(Structured figure records)
--- Start ---
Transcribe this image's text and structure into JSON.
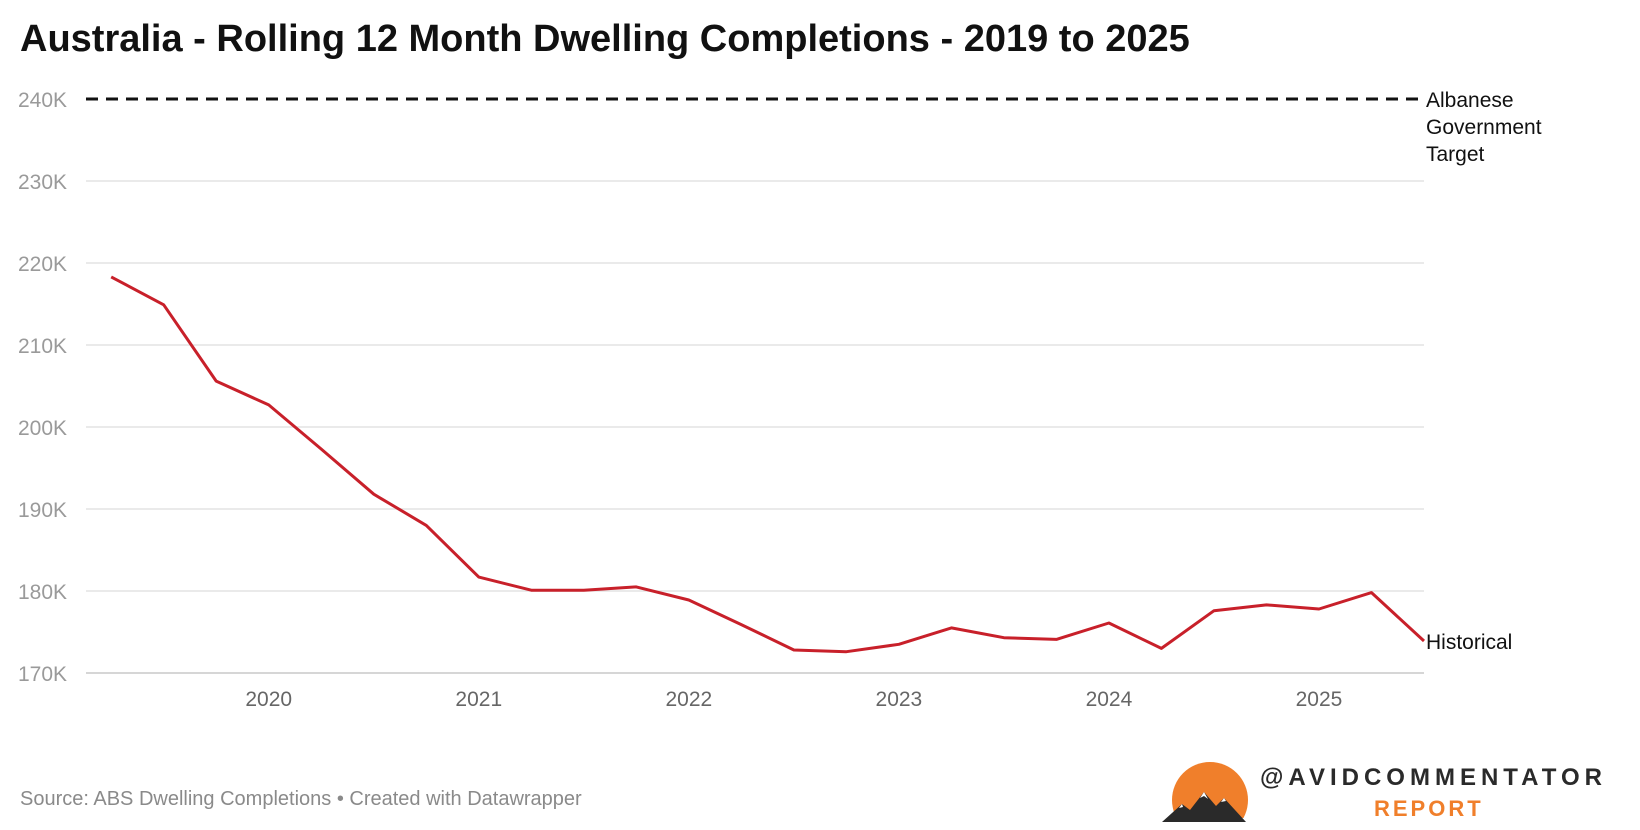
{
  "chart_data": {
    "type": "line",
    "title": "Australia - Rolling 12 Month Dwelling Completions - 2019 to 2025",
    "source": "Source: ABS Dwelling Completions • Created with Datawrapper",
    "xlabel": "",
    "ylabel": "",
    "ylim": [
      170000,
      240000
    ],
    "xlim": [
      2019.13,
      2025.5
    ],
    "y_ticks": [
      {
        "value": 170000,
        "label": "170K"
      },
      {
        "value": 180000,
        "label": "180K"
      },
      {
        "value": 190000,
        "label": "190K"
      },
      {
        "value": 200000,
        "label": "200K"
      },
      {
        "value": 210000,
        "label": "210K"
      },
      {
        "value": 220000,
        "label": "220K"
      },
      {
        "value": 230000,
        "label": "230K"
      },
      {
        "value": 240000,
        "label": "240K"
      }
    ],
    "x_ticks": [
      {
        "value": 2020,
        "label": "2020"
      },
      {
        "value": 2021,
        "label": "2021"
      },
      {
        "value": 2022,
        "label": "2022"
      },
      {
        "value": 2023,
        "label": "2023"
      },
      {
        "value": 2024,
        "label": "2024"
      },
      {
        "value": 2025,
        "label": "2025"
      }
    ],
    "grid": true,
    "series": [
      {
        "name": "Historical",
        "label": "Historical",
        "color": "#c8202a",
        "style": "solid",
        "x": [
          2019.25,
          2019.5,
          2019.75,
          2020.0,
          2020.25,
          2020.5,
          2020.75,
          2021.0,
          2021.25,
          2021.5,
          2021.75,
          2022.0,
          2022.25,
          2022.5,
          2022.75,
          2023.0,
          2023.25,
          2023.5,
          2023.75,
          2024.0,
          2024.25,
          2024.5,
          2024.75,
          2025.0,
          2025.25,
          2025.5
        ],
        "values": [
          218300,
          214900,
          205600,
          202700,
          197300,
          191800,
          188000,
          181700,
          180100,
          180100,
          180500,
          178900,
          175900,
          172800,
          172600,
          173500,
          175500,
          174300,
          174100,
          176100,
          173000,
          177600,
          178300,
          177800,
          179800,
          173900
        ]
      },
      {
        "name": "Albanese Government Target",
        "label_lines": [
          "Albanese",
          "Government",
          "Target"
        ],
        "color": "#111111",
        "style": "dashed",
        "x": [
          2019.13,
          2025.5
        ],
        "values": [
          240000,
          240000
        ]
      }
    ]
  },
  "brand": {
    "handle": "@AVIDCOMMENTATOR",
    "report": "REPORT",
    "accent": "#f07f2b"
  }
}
--- End ---
--- Start ---
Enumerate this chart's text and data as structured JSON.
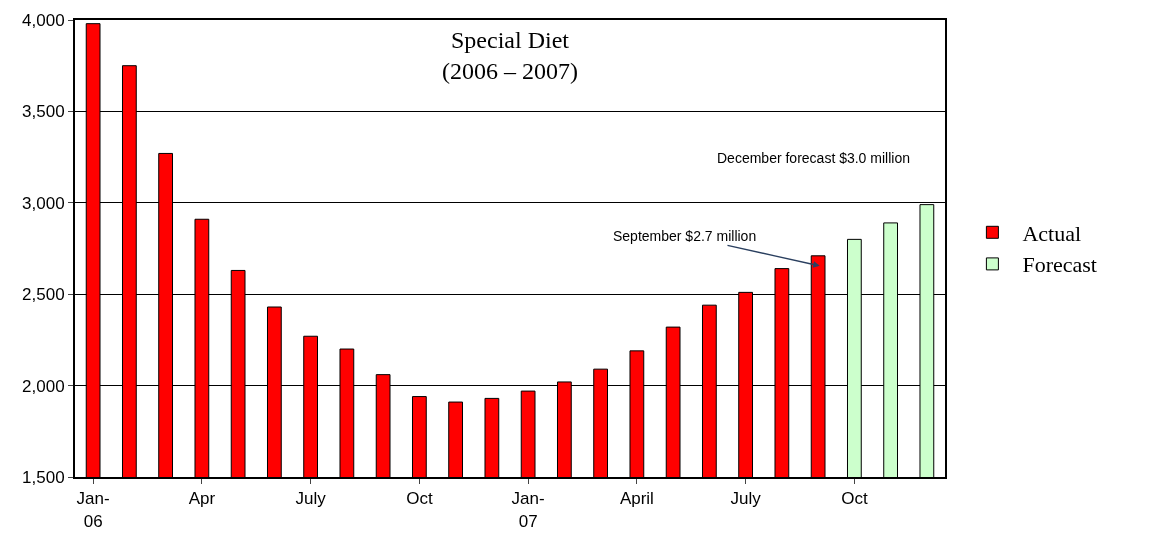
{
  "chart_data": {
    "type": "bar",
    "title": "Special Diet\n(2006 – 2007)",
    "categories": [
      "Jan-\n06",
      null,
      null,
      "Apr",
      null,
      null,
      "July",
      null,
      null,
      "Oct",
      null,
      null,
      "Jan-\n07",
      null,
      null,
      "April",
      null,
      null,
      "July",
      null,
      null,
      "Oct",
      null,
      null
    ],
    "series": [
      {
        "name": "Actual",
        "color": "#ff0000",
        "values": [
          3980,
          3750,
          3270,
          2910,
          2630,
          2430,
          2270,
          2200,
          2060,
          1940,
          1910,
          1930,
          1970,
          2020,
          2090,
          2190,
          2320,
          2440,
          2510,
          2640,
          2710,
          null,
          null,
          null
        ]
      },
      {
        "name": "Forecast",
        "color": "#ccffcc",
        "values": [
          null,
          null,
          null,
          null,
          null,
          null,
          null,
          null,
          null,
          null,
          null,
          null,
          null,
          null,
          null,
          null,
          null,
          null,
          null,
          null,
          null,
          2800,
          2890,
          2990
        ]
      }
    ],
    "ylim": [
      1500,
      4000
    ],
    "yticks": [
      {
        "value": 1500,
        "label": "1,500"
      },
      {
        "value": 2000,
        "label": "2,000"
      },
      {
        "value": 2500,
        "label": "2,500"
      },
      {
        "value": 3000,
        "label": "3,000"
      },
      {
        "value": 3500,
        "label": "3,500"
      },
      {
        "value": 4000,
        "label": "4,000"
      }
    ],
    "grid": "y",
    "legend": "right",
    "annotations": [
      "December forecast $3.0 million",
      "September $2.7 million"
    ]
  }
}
--- End ---
• The exercise: Search the entries for the word "Dwelling", then gather every line that has it.

• Complete output:
    "title": "Australia - Rolling 12 Month Dwelling Completions - 2019 to 2025",
    "source": "Source: ABS Dwelling Completions • Created with Datawrapper",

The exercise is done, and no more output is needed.